Stored data entries:
== == ==

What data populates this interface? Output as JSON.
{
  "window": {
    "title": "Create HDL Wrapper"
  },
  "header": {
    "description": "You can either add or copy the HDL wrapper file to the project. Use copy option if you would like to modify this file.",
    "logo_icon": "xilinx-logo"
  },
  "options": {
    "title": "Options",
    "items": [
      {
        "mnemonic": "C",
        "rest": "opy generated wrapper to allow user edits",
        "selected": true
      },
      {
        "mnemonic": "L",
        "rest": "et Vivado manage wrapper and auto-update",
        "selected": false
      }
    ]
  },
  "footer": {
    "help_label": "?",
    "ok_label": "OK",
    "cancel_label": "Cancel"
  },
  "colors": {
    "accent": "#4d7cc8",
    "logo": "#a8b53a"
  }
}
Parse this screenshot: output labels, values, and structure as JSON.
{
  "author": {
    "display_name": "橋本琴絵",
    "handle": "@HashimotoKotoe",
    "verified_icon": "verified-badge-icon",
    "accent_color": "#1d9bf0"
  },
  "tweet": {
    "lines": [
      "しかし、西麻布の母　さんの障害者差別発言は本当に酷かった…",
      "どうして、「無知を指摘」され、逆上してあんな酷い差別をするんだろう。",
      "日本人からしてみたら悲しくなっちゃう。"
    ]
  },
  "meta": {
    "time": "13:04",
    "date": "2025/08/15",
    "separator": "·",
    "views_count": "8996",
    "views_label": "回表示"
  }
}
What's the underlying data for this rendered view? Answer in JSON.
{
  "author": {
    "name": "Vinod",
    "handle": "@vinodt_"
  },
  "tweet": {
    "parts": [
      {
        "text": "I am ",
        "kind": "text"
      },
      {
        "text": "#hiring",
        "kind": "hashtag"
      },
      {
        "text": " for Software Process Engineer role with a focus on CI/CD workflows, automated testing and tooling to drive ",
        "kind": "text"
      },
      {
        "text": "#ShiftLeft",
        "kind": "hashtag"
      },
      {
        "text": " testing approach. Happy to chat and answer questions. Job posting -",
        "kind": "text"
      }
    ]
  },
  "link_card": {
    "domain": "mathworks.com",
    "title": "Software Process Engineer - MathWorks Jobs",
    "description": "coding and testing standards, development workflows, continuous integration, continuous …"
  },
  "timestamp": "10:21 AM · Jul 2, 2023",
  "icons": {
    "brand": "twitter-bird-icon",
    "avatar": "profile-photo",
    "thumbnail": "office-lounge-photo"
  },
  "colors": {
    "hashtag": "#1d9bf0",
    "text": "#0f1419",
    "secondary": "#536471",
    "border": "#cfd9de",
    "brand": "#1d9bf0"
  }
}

== == ==

**Stated goal:**
Above are some records. Print them all exactly.

**Worked solution:**
What data populates this interface? Output as JSON.
{
  "window": {
    "title": "Create HDL Wrapper"
  },
  "header": {
    "description": "You can either add or copy the HDL wrapper file to the project. Use copy option if you would like to modify this file.",
    "logo_icon": "xilinx-logo"
  },
  "options": {
    "title": "Options",
    "items": [
      {
        "mnemonic": "C",
        "rest": "opy generated wrapper to allow user edits",
        "selected": true
      },
      {
        "mnemonic": "L",
        "rest": "et Vivado manage wrapper and auto-update",
        "selected": false
      }
    ]
  },
  "footer": {
    "help_label": "?",
    "ok_label": "OK",
    "cancel_label": "Cancel"
  },
  "colors": {
    "accent": "#4d7cc8",
    "logo": "#a8b53a"
  }
}
Parse this screenshot: output labels, values, and structure as JSON.
{
  "author": {
    "display_name": "橋本琴絵",
    "handle": "@HashimotoKotoe",
    "verified_icon": "verified-badge-icon",
    "accent_color": "#1d9bf0"
  },
  "tweet": {
    "lines": [
      "しかし、西麻布の母　さんの障害者差別発言は本当に酷かった…",
      "どうして、「無知を指摘」され、逆上してあんな酷い差別をするんだろう。",
      "日本人からしてみたら悲しくなっちゃう。"
    ]
  },
  "meta": {
    "time": "13:04",
    "date": "2025/08/15",
    "separator": "·",
    "views_count": "8996",
    "views_label": "回表示"
  }
}
What's the underlying data for this rendered view? Answer in JSON.
{
  "author": {
    "name": "Vinod",
    "handle": "@vinodt_"
  },
  "tweet": {
    "parts": [
      {
        "text": "I am ",
        "kind": "text"
      },
      {
        "text": "#hiring",
        "kind": "hashtag"
      },
      {
        "text": " for Software Process Engineer role with a focus on CI/CD workflows, automated testing and tooling to drive ",
        "kind": "text"
      },
      {
        "text": "#ShiftLeft",
        "kind": "hashtag"
      },
      {
        "text": " testing approach. Happy to chat and answer questions. Job posting -",
        "kind": "text"
      }
    ]
  },
  "link_card": {
    "domain": "mathworks.com",
    "title": "Software Process Engineer - MathWorks Jobs",
    "description": "coding and testing standards, development workflows, continuous integration, continuous …"
  },
  "timestamp": "10:21 AM · Jul 2, 2023",
  "icons": {
    "brand": "twitter-bird-icon",
    "avatar": "profile-photo",
    "thumbnail": "office-lounge-photo"
  },
  "colors": {
    "hashtag": "#1d9bf0",
    "text": "#0f1419",
    "secondary": "#536471",
    "border": "#cfd9de",
    "brand": "#1d9bf0"
  }
}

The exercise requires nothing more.